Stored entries
** Start **
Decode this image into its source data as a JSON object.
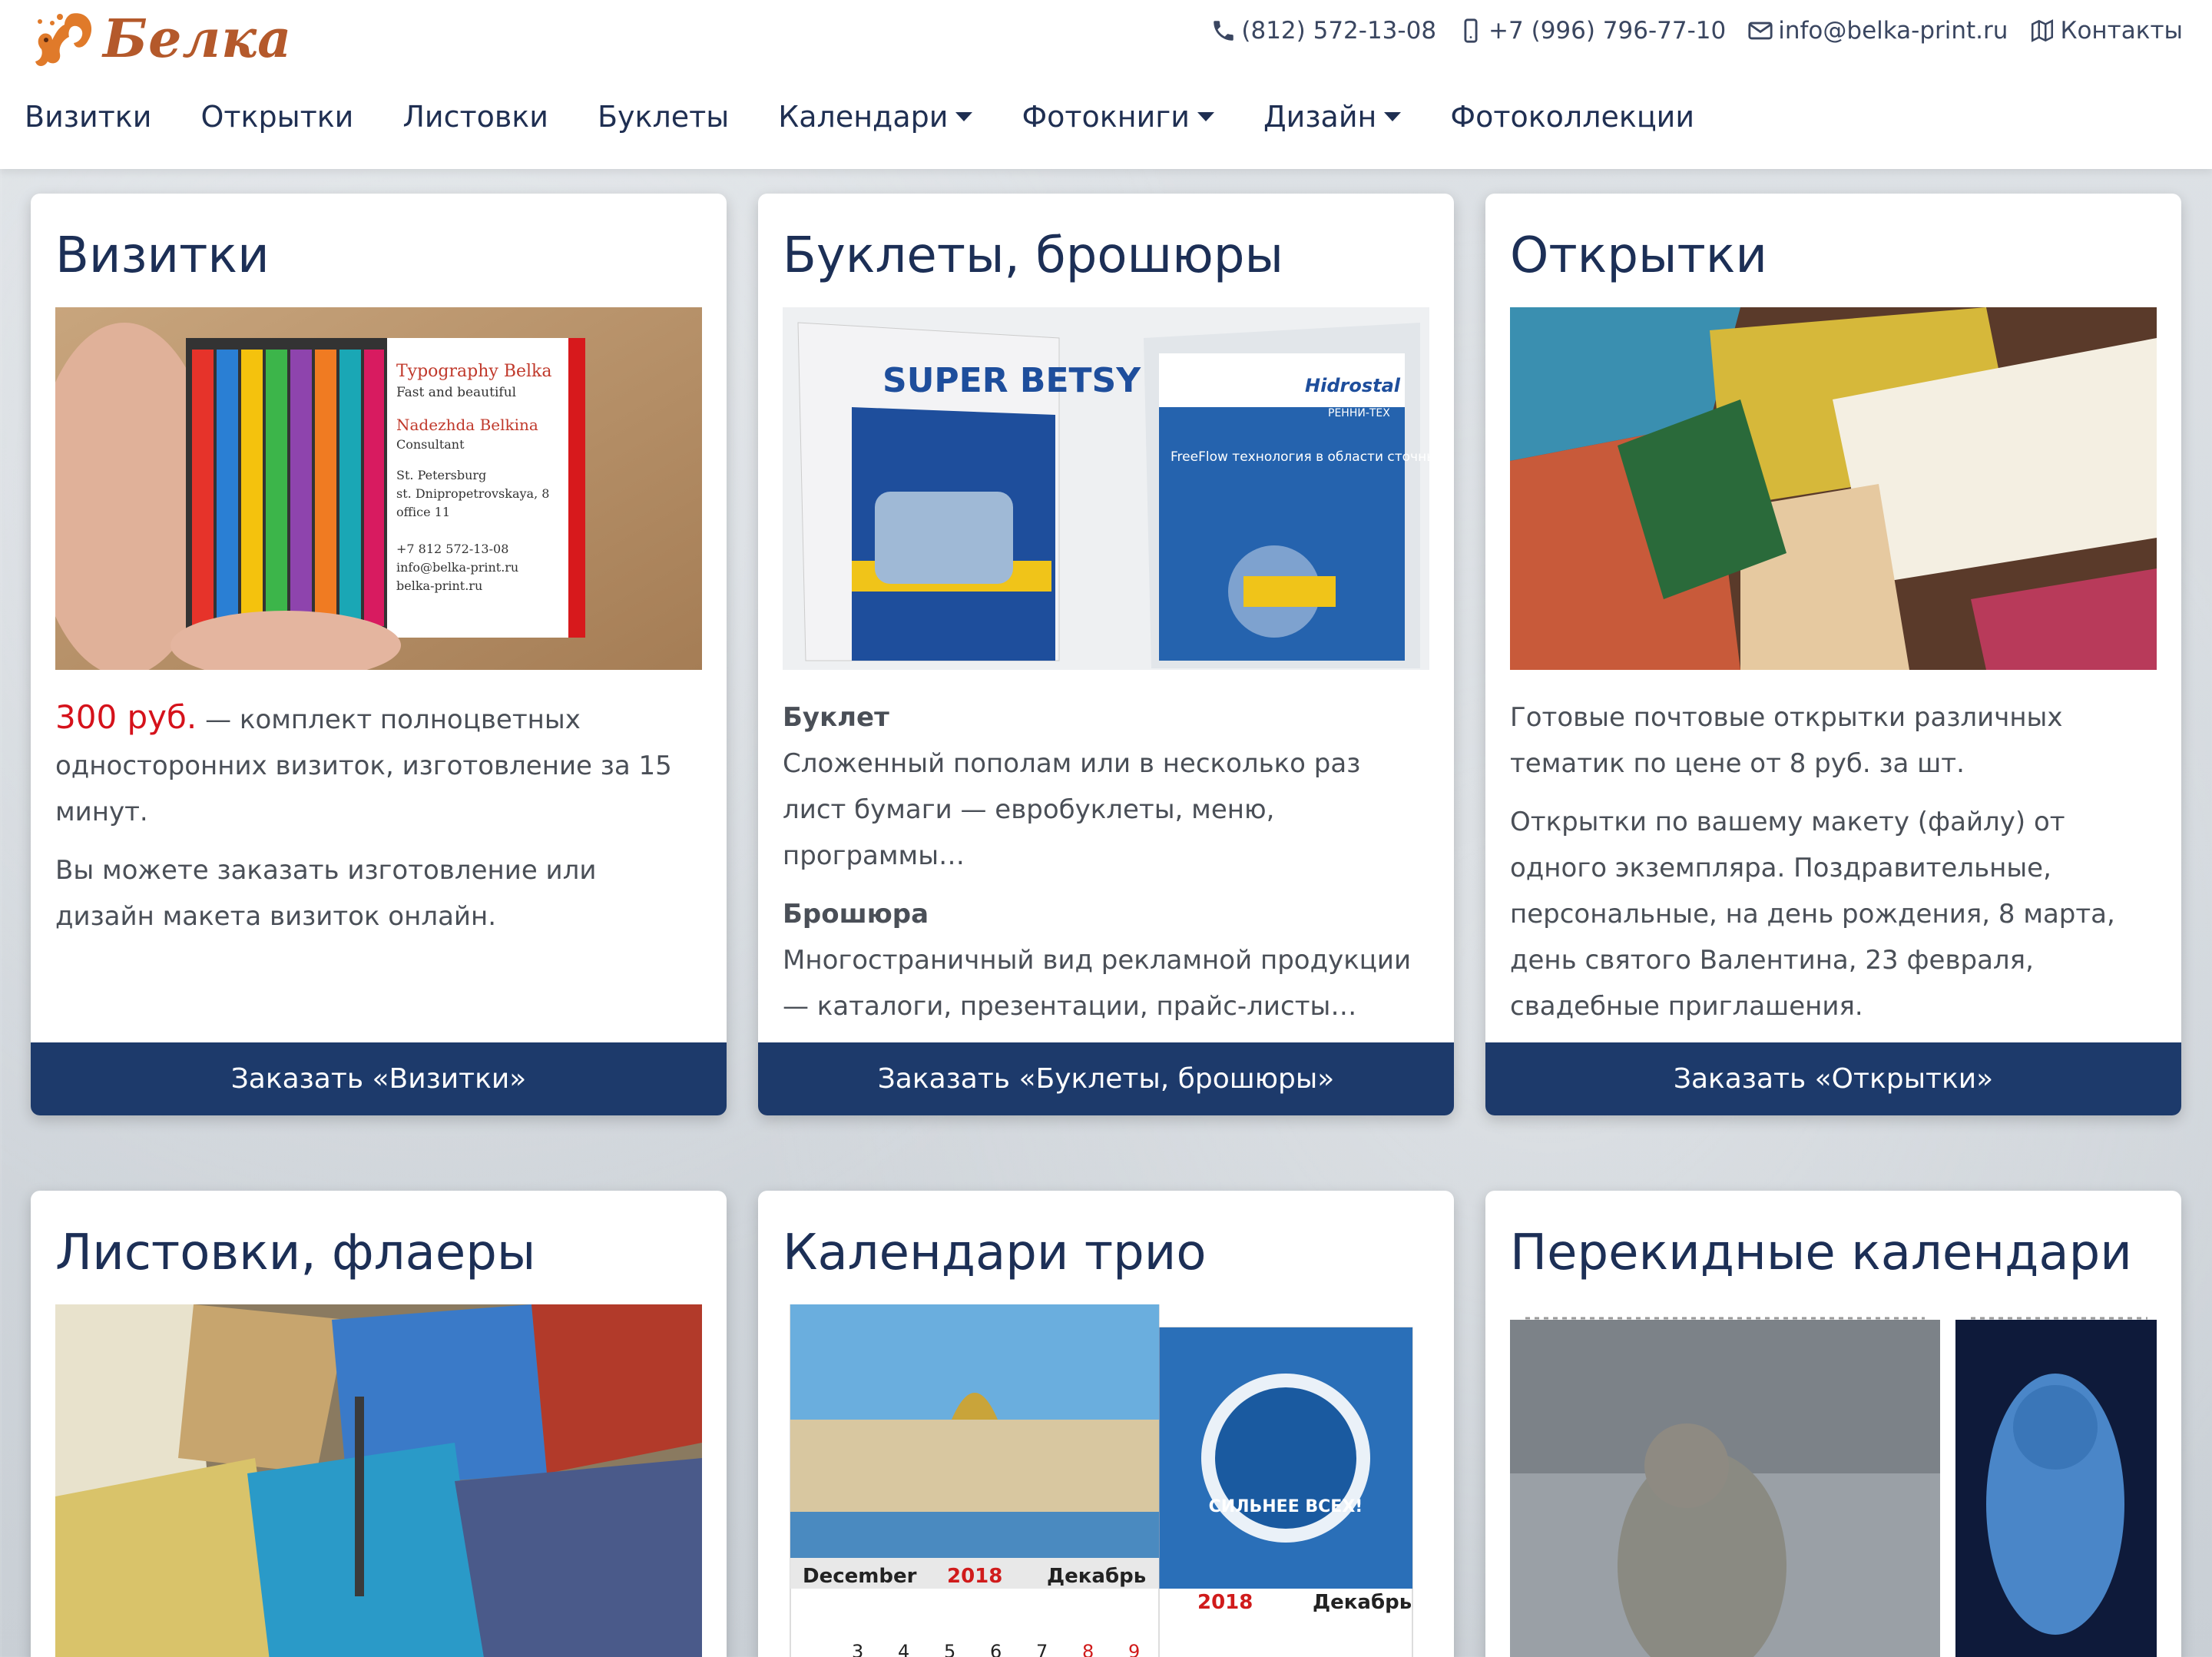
{
  "brand": {
    "name": "Белка",
    "color": "#b4592b"
  },
  "contacts": {
    "phone": "(812) 572-13-08",
    "mobile": "+7 (996) 796-77-10",
    "email": "info@belka-print.ru",
    "contacts_link": "Контакты"
  },
  "nav": [
    {
      "label": "Визитки"
    },
    {
      "label": "Открытки"
    },
    {
      "label": "Листовки"
    },
    {
      "label": "Буклеты"
    },
    {
      "label": "Календари",
      "dropdown": true
    },
    {
      "label": "Фотокниги",
      "dropdown": true
    },
    {
      "label": "Дизайн",
      "dropdown": true
    },
    {
      "label": "Фотоколлекции"
    }
  ],
  "cards": {
    "vizitki": {
      "title": "Визитки",
      "price": "300 руб.",
      "price_text": " — комплект полноцветных односторонних визиток, изготовление за 15 минут.",
      "text2": "Вы можете заказать изготовление или дизайн макета визиток онлайн.",
      "button": "Заказать «Визитки»",
      "card_text": {
        "line1": "Typography Belka",
        "line2": "Fast and beautiful",
        "line3": "Nadezhda Belkina",
        "line4": "Consultant",
        "line5": "St. Petersburg",
        "line6": "st. Dnipropetrovskaya, 8",
        "line7": "office 11",
        "line8": "+7 812 572-13-08",
        "line9": "info@belka-print.ru",
        "line10": "belka-print.ru"
      }
    },
    "buklety": {
      "title": "Буклеты, брошюры",
      "sub1": "Буклет",
      "text1": "Сложенный пополам или в несколько раз лист бумаги — евробуклеты, меню, программы…",
      "sub2": "Брошюра",
      "text2": "Многостраничный вид рекламной продукции — каталоги, презентации, прайс-листы…",
      "button": "Заказать «Буклеты, брошюры»",
      "img_left": "SUPER BETSY",
      "img_right_brand": "Hidrostal",
      "img_right_text": "FreeFlow технология в области сточных вод",
      "img_company": "РЕННИ-ТЕХ"
    },
    "otkrytki": {
      "title": "Открытки",
      "text1": "Готовые почтовые открытки различных тематик по цене от 8 руб. за шт.",
      "text2": "Открытки по вашему макету (файлу) от одного экземпляра.  Поздравительные, персональные, на день рождения, 8 марта, день святого Валентина, 23 февраля, свадебные приглашения.",
      "button": "Заказать «Открытки»"
    },
    "listovki": {
      "title": "Листовки, флаеры"
    },
    "kalendari_trio": {
      "title": "Календари трио",
      "month_en": "December",
      "year": "2018",
      "month_ru": "Декабрь",
      "badge": "СИЛЬНЕЕ ВСЕХ!",
      "days": [
        "3",
        "4",
        "5",
        "6",
        "7",
        "8",
        "9"
      ]
    },
    "perekidnye": {
      "title": "Перекидные календари"
    }
  }
}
** End **
* **Stated exercise**
Whenever "изготовление" turns up in a line, pick that line out.

* **Full solution**
      "price_text": " — комплект полноцветных односторонних визиток, изготовление за 15 минут.",
      "text2": "Вы можете заказать изготовление или дизайн макета визиток онлайн.",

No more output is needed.